题目要求: 请把下面关于脊髓小脑共济失调3型研究的文本中从“脊髓小脑共济失调3型是一种基”到“病治疗方面的应用及临床转化。”的部分一字不改地重新写出。

脊髓小脑共济失调3型是一种基因重复序列异常扩增导致的难治性疾病，严重影响患者生活及生存。我们前期研究发现：应用CRISPR/Cas9技术可修复基因突变患者iPS细胞的错误扩增，为自体细胞移植治疗该类疾病提供了方向。目前尚无基因修复后干细胞移植治疗SCA3的安全性及有效性的研究报道。在本课题中，我们已建立SCA3患者来源的ips细胞，应用更优化的基因编辑策略对iPS细胞进行了基因修复，培育了SCA3小鼠，拟将修复后的iPS细胞分化为神经干细胞后移植入SCA3小鼠体内，通过行为学评估、神经病理学改变、神经保护因子、炎症因子及相关免疫通路蛋白改变，探讨细胞移植治疗的安全性、有效性及相关机制，为基因修复后SCA3患者特异干细胞自体移植治疗提供临床前研究的理论依据，进而推动基因编辑技术与干细胞移植在神经遗传性疾病治疗方面的应用及临床转化。

Spinocerebellar ataxia type 3 (SCA3) is a refractory disease caused by abnormal amplification of gene repeats and impairs the quality of life and survival of patients seriously. Our previous study found that the application of CRISPR/Cas9 technology could correct the influence of the pathogenic gene mutation of iPSCs, which could be a new therapy for that cell transplantation cure this kind of disease. However, there are no reports evaluating the safety and effectiveness of genome-edited stem cell transplantation to therapy SCA3. In our study, we have generated normal and SCA3 patient-derived iPSCs and neural stem cells, performed gene repair in iPS cells using a more optimized gene editing strategy and cultured SCA3 mice. We intend to induce the repaired iPSCs into neural stem cells, then transplant the cells into SCA3 model mice. Then explore the safety, efficacy and related mechanisms of cell transplantation through behavioral assessment, neuropathological changes, changes in neuroprotective factors, inflammatory factors and related immune pathway proteins. Besides, provide a theoretical basis for preclinical studies on the treatment of SCA3 patients with genome-repaired SCA3 patient-derived stem cells transplantation. Furthermore, it will promote the application and clinical transformation of gene editing technology and stem cell transplantation in the treatment of SCA3 and other inherited neurodegenerative diseases.

页面结构化解析数据:

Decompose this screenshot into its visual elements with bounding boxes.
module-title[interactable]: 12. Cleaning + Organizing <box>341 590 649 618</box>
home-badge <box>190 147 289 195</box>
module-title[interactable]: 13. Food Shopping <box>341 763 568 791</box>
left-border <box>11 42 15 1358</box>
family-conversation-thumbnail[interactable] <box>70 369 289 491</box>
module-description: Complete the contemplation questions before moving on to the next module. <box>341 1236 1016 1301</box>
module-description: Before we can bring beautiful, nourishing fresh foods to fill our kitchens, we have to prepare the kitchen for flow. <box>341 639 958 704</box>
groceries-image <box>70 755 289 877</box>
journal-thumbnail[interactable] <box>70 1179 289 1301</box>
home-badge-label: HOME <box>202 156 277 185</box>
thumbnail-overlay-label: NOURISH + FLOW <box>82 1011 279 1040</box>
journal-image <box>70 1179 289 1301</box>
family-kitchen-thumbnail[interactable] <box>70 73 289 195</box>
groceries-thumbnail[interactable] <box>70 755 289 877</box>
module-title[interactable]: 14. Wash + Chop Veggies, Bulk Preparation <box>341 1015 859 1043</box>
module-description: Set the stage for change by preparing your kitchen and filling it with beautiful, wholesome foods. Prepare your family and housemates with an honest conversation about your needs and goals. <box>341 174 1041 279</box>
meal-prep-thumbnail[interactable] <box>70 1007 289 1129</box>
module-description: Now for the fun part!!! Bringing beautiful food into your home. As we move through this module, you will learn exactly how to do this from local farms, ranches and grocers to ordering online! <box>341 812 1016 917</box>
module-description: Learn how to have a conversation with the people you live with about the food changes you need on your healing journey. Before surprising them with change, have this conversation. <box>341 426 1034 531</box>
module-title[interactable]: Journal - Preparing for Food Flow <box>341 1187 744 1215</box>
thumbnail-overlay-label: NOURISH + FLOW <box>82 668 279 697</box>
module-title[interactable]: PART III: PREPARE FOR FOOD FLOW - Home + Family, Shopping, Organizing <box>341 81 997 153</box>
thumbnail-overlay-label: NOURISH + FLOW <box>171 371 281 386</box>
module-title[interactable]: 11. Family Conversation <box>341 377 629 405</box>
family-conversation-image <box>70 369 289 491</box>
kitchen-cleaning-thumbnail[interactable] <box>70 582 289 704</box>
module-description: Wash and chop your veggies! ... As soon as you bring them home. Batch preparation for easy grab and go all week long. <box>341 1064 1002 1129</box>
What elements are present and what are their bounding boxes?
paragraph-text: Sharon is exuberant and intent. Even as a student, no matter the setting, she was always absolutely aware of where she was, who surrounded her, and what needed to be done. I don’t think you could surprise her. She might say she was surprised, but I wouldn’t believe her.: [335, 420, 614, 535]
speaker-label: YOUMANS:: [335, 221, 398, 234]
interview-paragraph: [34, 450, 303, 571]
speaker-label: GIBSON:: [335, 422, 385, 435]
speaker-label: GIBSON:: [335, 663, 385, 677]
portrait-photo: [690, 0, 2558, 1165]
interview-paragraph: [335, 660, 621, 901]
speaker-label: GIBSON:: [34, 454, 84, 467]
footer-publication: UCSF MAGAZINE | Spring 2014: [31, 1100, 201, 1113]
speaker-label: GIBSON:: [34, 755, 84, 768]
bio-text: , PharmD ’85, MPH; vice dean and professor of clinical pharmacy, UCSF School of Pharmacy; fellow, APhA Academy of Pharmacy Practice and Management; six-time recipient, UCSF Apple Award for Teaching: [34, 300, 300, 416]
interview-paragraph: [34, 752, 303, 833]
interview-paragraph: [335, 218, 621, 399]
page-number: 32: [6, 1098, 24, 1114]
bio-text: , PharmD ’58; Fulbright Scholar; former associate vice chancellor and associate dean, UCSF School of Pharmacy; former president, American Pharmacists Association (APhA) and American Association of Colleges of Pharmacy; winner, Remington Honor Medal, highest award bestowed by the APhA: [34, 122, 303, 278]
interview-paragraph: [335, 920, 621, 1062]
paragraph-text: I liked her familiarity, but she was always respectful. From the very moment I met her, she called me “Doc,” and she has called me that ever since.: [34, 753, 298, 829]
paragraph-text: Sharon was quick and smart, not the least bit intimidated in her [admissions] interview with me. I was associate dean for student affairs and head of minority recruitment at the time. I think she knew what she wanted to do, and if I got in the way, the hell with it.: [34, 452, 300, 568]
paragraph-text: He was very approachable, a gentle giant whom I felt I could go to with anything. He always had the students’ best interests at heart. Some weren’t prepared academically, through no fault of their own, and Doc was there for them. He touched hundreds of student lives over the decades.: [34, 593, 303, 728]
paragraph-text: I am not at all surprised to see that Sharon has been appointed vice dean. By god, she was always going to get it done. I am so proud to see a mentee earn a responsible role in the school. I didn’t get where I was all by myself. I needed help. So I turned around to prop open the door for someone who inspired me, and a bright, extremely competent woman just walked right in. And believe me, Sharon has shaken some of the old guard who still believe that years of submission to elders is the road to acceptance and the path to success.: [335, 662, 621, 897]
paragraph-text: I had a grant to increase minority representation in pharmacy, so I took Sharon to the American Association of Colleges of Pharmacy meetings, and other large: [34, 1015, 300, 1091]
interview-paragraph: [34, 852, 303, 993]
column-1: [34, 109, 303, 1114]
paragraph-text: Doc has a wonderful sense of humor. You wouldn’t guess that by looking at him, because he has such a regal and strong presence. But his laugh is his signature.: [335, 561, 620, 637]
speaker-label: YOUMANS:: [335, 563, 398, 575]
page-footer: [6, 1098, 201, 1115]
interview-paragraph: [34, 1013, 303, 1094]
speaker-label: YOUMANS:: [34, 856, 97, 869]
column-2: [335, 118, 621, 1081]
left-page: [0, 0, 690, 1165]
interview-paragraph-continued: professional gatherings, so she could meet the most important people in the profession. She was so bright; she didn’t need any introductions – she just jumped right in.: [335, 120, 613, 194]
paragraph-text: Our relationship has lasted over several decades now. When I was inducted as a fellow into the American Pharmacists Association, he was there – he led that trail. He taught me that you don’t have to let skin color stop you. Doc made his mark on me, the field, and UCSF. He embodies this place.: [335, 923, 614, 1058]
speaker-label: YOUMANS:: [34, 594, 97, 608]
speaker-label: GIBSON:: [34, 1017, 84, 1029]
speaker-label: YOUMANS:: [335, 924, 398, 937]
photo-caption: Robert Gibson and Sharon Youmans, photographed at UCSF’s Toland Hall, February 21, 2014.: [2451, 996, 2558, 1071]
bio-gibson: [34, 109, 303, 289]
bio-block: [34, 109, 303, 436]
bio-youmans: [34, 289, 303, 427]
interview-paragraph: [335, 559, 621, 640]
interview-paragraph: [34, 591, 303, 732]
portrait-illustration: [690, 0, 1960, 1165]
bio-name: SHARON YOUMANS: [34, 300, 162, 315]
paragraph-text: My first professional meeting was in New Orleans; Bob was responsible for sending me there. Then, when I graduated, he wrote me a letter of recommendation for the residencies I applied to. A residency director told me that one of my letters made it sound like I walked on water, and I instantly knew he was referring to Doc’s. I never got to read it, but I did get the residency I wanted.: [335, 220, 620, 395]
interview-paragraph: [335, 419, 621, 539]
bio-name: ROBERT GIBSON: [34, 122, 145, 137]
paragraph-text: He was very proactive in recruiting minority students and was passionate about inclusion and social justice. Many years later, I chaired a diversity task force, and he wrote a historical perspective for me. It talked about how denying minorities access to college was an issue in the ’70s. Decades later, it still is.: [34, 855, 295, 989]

回答:
脊髓小脑共济失调3型是一种基因重复序列异常扩增导致的难治性疾病，严重影响患者生活及生存。我们前期研究发现：应用CRISPR/Cas9技术可修复基因突变患者iPS细胞的错误扩增，为自体细胞移植治疗该类疾病提供了方向。目前尚无基因修复后干细胞移植治疗SCA3的安全性及有效性的研究报道。在本课题中，我们已建立SCA3患者来源的ips细胞，应用更优化的基因编辑策略对iPS细胞进行了基因修复，培育了SCA3小鼠，拟将修复后的iPS细胞分化为神经干细胞后移植入SCA3小鼠体内，通过行为学评估、神经病理学改变、神经保护因子、炎症因子及相关免疫通路蛋白改变，探讨细胞移植治疗的安全性、有效性及相关机制，为基因修复后SCA3患者特异干细胞自体移植治疗提供临床前研究的理论依据，进而推动基因编辑技术与干细胞移植在神经遗传性疾病治疗方面的应用及临床转化。